What the task requires: Wherever the string "Jefe" appears in a line, extract that line.

Stored items from a collection
=====

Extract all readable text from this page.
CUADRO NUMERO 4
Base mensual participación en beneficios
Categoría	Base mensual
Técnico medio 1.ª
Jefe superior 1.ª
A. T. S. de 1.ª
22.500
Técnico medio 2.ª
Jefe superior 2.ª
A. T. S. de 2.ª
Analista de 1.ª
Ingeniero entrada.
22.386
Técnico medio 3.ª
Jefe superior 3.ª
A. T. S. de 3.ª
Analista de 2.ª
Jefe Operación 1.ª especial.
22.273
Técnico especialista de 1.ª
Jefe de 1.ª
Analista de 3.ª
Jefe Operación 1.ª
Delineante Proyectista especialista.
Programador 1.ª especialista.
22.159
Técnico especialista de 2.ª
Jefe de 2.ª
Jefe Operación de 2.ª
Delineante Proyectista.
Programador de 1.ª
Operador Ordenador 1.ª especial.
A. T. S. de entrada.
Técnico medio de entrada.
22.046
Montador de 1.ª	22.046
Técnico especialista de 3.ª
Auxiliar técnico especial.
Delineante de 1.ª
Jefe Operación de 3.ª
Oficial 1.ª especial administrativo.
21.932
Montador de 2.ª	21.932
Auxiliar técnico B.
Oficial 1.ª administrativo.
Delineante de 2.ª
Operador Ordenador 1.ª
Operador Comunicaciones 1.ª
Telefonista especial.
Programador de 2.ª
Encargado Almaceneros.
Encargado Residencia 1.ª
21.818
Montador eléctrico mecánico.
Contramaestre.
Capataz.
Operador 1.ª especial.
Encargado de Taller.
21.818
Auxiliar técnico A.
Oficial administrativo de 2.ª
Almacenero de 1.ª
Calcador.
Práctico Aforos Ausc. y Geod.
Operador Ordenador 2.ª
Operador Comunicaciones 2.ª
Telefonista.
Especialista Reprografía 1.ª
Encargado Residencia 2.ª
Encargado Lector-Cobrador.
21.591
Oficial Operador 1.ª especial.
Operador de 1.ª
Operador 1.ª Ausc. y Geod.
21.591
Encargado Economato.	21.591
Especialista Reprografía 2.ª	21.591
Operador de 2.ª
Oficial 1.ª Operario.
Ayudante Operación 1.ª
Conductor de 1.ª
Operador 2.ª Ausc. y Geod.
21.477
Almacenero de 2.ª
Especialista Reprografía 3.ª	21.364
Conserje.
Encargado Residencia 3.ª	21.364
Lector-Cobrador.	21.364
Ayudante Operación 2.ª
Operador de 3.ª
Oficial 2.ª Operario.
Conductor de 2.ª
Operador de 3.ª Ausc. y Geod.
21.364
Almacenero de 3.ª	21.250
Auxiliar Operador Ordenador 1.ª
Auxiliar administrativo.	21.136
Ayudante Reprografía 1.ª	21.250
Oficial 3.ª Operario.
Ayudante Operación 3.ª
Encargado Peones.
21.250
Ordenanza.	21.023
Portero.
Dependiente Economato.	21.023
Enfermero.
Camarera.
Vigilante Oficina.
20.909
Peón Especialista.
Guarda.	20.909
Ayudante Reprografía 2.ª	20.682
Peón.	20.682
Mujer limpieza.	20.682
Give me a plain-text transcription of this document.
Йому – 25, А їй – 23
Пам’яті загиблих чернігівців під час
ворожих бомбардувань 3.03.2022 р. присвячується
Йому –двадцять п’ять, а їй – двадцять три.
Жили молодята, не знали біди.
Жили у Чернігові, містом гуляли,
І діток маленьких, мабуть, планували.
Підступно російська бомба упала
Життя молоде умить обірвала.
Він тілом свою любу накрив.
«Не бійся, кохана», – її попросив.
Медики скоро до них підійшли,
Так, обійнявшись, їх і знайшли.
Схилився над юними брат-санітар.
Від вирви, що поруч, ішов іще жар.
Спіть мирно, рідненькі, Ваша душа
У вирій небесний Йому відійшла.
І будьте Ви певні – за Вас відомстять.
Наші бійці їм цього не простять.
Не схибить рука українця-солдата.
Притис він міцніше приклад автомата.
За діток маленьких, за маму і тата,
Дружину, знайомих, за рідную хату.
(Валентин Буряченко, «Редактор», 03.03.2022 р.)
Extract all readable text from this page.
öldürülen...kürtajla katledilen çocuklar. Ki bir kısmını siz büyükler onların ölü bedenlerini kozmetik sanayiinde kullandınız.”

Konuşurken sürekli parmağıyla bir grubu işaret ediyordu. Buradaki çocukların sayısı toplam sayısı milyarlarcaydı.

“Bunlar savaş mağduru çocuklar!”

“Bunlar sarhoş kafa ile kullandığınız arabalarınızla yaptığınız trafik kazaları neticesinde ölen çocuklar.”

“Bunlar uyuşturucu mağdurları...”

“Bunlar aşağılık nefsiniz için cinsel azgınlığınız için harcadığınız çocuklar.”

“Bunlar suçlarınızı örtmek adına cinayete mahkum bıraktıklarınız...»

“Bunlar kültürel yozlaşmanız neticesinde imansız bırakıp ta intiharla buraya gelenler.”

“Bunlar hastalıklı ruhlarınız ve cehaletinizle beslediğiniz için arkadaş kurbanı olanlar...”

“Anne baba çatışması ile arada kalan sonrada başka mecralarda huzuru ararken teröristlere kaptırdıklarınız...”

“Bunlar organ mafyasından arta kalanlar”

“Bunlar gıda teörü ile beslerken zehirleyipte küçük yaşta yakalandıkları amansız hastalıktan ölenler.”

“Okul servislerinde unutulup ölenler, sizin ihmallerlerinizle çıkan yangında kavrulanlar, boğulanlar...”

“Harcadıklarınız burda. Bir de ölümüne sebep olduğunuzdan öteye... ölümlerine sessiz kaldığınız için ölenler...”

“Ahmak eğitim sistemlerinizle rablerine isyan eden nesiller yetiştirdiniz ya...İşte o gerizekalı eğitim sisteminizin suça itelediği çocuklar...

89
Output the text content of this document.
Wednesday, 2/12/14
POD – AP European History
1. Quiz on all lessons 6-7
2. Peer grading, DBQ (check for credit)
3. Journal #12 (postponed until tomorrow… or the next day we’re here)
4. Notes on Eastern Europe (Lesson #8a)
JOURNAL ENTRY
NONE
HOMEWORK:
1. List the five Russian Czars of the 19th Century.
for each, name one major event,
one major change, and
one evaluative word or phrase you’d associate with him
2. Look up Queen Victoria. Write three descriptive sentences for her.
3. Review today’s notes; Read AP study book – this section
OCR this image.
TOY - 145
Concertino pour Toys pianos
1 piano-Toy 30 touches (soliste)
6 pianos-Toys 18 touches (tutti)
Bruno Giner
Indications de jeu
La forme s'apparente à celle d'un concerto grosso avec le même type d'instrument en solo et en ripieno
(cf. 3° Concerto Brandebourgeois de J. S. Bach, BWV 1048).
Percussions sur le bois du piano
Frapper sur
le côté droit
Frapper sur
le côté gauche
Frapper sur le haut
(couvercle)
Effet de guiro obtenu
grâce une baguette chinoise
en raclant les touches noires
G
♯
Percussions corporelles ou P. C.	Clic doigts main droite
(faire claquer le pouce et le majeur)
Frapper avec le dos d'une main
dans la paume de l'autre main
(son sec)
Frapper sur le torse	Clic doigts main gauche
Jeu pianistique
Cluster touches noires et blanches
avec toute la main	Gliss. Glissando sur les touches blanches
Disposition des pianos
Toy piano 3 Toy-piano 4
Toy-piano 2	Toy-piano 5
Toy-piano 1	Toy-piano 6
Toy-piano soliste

=====

Result of this task:
Jefe superior 1.ª
Jefe superior 2.ª
Jefe superior 3.ª
Jefe Operación 1.ª especial.
Jefe de 1.ª
Jefe Operación 1.ª
Jefe de 2.ª
Jefe Operación de 2.ª
Jefe Operación de 3.ª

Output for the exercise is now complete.